● **EXERCISE**
Find every line in the records below that holds the word "أباهم" and copy it.

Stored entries
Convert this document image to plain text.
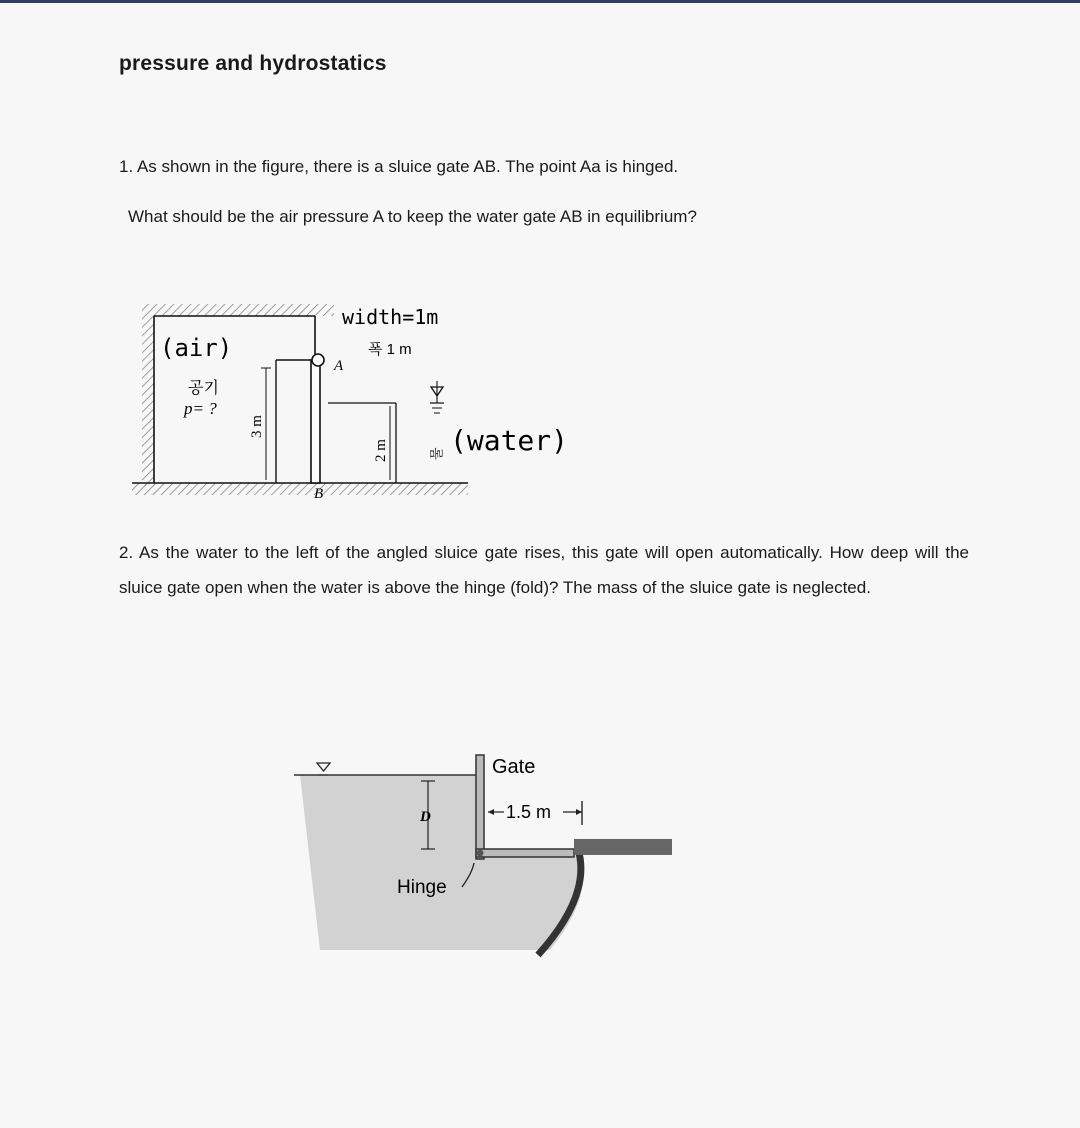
pressure and hydrostatics
1. As shown in the figure, there is a sluice gate AB. The point Aa is hinged.
What should be the air pressure A to keep the water gate AB in equilibrium?
width=1m
(air)
공기
p= ?
3 m
A
B
폭 1 m
2 m	물 (water)
2. As the water to the left of the angled sluice gate rises, this gate will open automatically. How deep will the sluice gate open when the water is above the hinge (fold)? The mass of the sluice gate is neglected.
D
Gate
1.5 m
Hinge
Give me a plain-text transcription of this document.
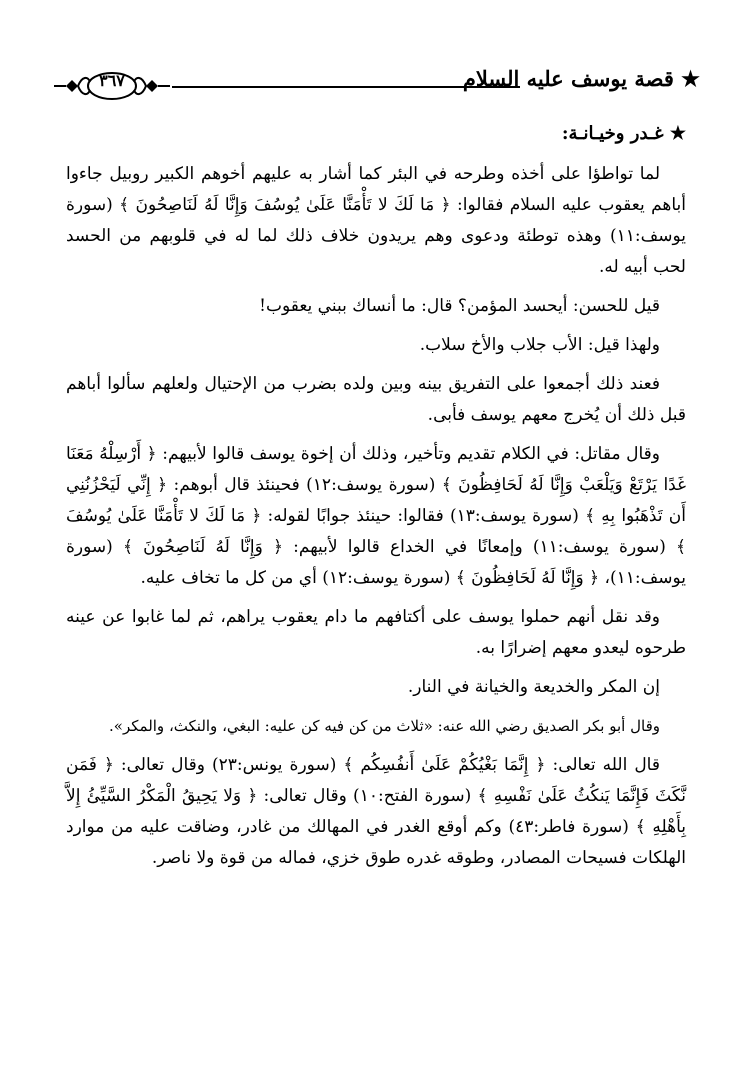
★ قصة يوسف عليه السلام
٣٦٧

★ غـدر وخيـانـة:

لما تواطؤا على أخذه وطرحه في البئر كما أشار به عليهم أخوهم الكبير روبيل جاءوا أباهم يعقوب عليه السلام فقالوا: ﴿ مَا لَكَ لا تَأْمَنَّا عَلَىٰ يُوسُفَ وَإِنَّا لَهُ لَنَاصِحُونَ ﴾ (سورة يوسف:١١) وهذه توطئة ودعوى وهم يريدون خلاف ذلك لما له في قلوبهم من الحسد لحب أبيه له.

قيل للحسن: أيحسد المؤمن؟ قال: ما أنساك ببني يعقوب!

ولهذا قيل: الأب جلاب والأخ سلاب.

فعند ذلك أجمعوا على التفريق بينه وبين ولده بضرب من الإحتيال ولعلهم سألوا أباهم قبل ذلك أن يُخرج معهم يوسف فأبى.

وقال مقاتل: في الكلام تقديم وتأخير، وذلك أن إخوة يوسف قالوا لأبيهم: ﴿ أَرْسِلْهُ مَعَنَا غَدًا يَرْتَعْ وَيَلْعَبْ وَإِنَّا لَهُ لَحَافِظُونَ ﴾ (سورة يوسف:١٢) فحينئذ قال أبوهم: ﴿ إِنِّي لَيَحْزُنُنِي أَن تَذْهَبُوا بِهِ ﴾ (سورة يوسف:١٣) فقالوا: حينئذ جوابًا لقوله: ﴿ مَا لَكَ لا تَأْمَنَّا عَلَىٰ يُوسُفَ ﴾ (سورة يوسف:١١) وإمعانًا في الخداع قالوا لأبيهم: ﴿ وَإِنَّا لَهُ لَنَاصِحُونَ ﴾ (سورة يوسف:١١)، ﴿ وَإِنَّا لَهُ لَحَافِظُونَ ﴾ (سورة يوسف:١٢) أي من كل ما تخاف عليه.

وقد نقل أنهم حملوا يوسف على أكتافهم ما دام يعقوب يراهم، ثم لما غابوا عن عينه طرحوه ليعدو معهم إضرارًا به.

إن المكر والخديعة والخيانة في النار.

وقال أبو بكر الصديق رضي الله عنه: «ثلاث من كن فيه كن عليه: البغي، والنكث، والمكر».

قال الله تعالى: ﴿ إِنَّمَا بَغْيُكُمْ عَلَىٰ أَنفُسِكُم ﴾ (سورة يونس:٢٣) وقال تعالى: ﴿ فَمَن نَّكَثَ فَإِنَّمَا يَنكُثُ عَلَىٰ نَفْسِهِ ﴾ (سورة الفتح:١٠) وقال تعالى: ﴿ وَلا يَحِيقُ الْمَكْرُ السَّيِّئُ إِلاَّ بِأَهْلِهِ ﴾ (سورة فاطر:٤٣) وكم أوقع الغدر في المهالك من غادر، وضاقت عليه من موارد الهلكات فسيحات المصادر، وطوقه غدره طوق خزي، فماله من قوة ولا ناصر.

● **EXERCISE OUTPUT**
لما تواطؤا على أخذه وطرحه في البئر كما أشار به عليهم أخوهم الكبير روبيل جاءوا أباهم يعقوب عليه السلام فقالوا: ﴿ مَا لَكَ لا تَأْمَنَّا عَلَىٰ يُوسُفَ وَإِنَّا لَهُ لَنَاصِحُونَ ﴾ (سورة يوسف:١١) وهذه توطئة ودعوى وهم يريدون خلاف ذلك لما له في قلوبهم من الحسد لحب أبيه له.
فعند ذلك أجمعوا على التفريق بينه وبين ولده بضرب من الإحتيال ولعلهم سألوا أباهم قبل ذلك أن يُخرج معهم يوسف فأبى.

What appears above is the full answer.